• **RECORDS SUPPLIED**:
====

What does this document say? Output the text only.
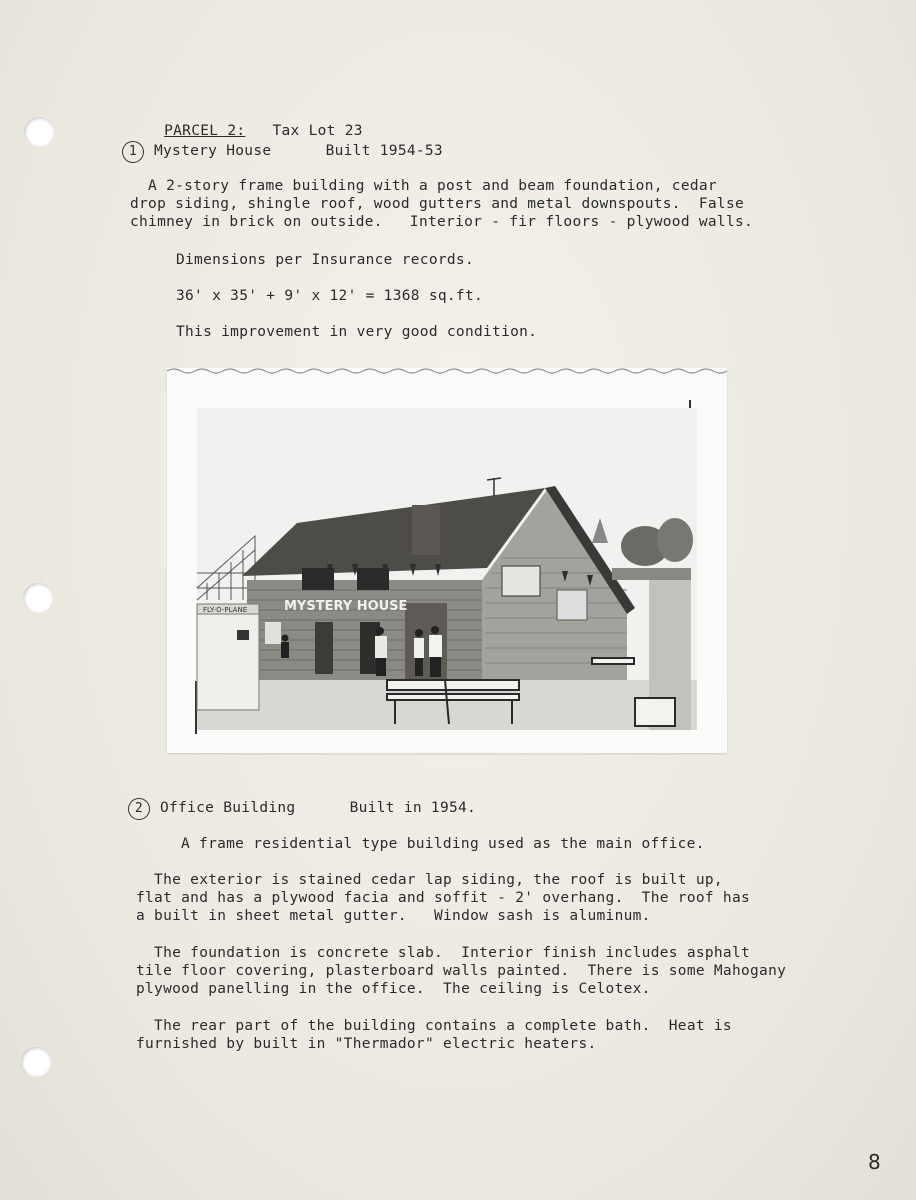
PARCEL 2: Tax Lot 23

1 Mystery House	Built 1954-53
A 2-story frame building with a post and beam foundation, cedar
drop siding, shingle roof, wood gutters and metal downspouts.  False
chimney in brick on outside.   Interior - fir floors - plywood walls.
Dimensions per Insurance records.
36' x 35' + 9' x 12' = 1368 sq.ft.
This improvement in very good condition.
MYSTERY HOUSE
FLY-O-PLANE
2 Office Building	Built in 1954.
A frame residential type building used as the main office.
The exterior is stained cedar lap siding, the roof is built up,
flat and has a plywood facia and soffit - 2' overhang.  The roof has
a built in sheet metal gutter.   Window sash is aluminum.
The foundation is concrete slab.  Interior finish includes asphalt
tile floor covering, plasterboard walls painted.  There is some Mahogany
plywood panelling in the office.  The ceiling is Celotex.
The rear part of the building contains a complete bath.  Heat is
furnished by built in "Thermador" electric heaters.
8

====

• **SHORT EXERCISE**: Reproduce every line from the entries that holds the word "siding".

• **IN RESPONSE**:
drop siding, shingle roof, wood gutters and metal downspouts.  False
The exterior is stained cedar lap siding, the roof is built up,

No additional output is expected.